Aim of the task: All of the material below is to be retyped exactly.

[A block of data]
================================

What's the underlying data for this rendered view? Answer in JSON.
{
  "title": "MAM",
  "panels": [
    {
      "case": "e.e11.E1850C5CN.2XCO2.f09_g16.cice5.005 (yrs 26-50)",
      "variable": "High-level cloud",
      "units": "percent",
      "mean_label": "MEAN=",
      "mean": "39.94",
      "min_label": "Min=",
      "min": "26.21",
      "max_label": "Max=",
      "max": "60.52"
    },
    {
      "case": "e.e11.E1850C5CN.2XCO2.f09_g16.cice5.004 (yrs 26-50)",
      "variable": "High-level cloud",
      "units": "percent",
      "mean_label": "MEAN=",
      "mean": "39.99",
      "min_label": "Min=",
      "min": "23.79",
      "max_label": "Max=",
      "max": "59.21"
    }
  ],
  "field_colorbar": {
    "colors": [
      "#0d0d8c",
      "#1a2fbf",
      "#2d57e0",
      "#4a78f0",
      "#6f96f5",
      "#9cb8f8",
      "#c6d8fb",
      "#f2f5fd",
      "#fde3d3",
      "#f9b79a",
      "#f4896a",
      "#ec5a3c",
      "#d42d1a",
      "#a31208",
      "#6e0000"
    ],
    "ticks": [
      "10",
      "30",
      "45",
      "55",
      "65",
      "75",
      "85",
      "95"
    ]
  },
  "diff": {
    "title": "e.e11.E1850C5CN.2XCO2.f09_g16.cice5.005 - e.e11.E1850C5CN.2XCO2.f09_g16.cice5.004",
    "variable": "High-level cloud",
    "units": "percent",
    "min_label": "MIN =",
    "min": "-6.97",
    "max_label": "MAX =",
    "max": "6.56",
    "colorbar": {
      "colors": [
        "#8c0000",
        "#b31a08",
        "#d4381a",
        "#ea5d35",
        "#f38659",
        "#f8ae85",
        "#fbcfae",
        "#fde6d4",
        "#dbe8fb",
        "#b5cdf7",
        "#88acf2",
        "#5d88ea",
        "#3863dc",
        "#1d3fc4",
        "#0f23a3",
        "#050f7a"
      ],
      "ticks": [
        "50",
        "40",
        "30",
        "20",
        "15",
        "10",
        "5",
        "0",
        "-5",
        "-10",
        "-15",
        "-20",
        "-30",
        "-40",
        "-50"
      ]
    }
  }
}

================================

Solution to the problem:
What's the underlying data for this rendered view? Answer in JSON.
{
  "title": "MAM",
  "panels": [
    {
      "case": "e.e11.E1850C5CN.2XCO2.f09_g16.cice5.005 (yrs 26-50)",
      "variable": "High-level cloud",
      "units": "percent",
      "mean_label": "MEAN=",
      "mean": "39.94",
      "min_label": "Min=",
      "min": "26.21",
      "max_label": "Max=",
      "max": "60.52"
    },
    {
      "case": "e.e11.E1850C5CN.2XCO2.f09_g16.cice5.004 (yrs 26-50)",
      "variable": "High-level cloud",
      "units": "percent",
      "mean_label": "MEAN=",
      "mean": "39.99",
      "min_label": "Min=",
      "min": "23.79",
      "max_label": "Max=",
      "max": "59.21"
    }
  ],
  "field_colorbar": {
    "colors": [
      "#0d0d8c",
      "#1a2fbf",
      "#2d57e0",
      "#4a78f0",
      "#6f96f5",
      "#9cb8f8",
      "#c6d8fb",
      "#f2f5fd",
      "#fde3d3",
      "#f9b79a",
      "#f4896a",
      "#ec5a3c",
      "#d42d1a",
      "#a31208",
      "#6e0000"
    ],
    "ticks": [
      "10",
      "30",
      "45",
      "55",
      "65",
      "75",
      "85",
      "95"
    ]
  },
  "diff": {
    "title": "e.e11.E1850C5CN.2XCO2.f09_g16.cice5.005 - e.e11.E1850C5CN.2XCO2.f09_g16.cice5.004",
    "variable": "High-level cloud",
    "units": "percent",
    "min_label": "MIN =",
    "min": "-6.97",
    "max_label": "MAX =",
    "max": "6.56",
    "colorbar": {
      "colors": [
        "#8c0000",
        "#b31a08",
        "#d4381a",
        "#ea5d35",
        "#f38659",
        "#f8ae85",
        "#fbcfae",
        "#fde6d4",
        "#dbe8fb",
        "#b5cdf7",
        "#88acf2",
        "#5d88ea",
        "#3863dc",
        "#1d3fc4",
        "#0f23a3",
        "#050f7a"
      ],
      "ticks": [
        "50",
        "40",
        "30",
        "20",
        "15",
        "10",
        "5",
        "0",
        "-5",
        "-10",
        "-15",
        "-20",
        "-30",
        "-40",
        "-50"
      ]
    }
  }
}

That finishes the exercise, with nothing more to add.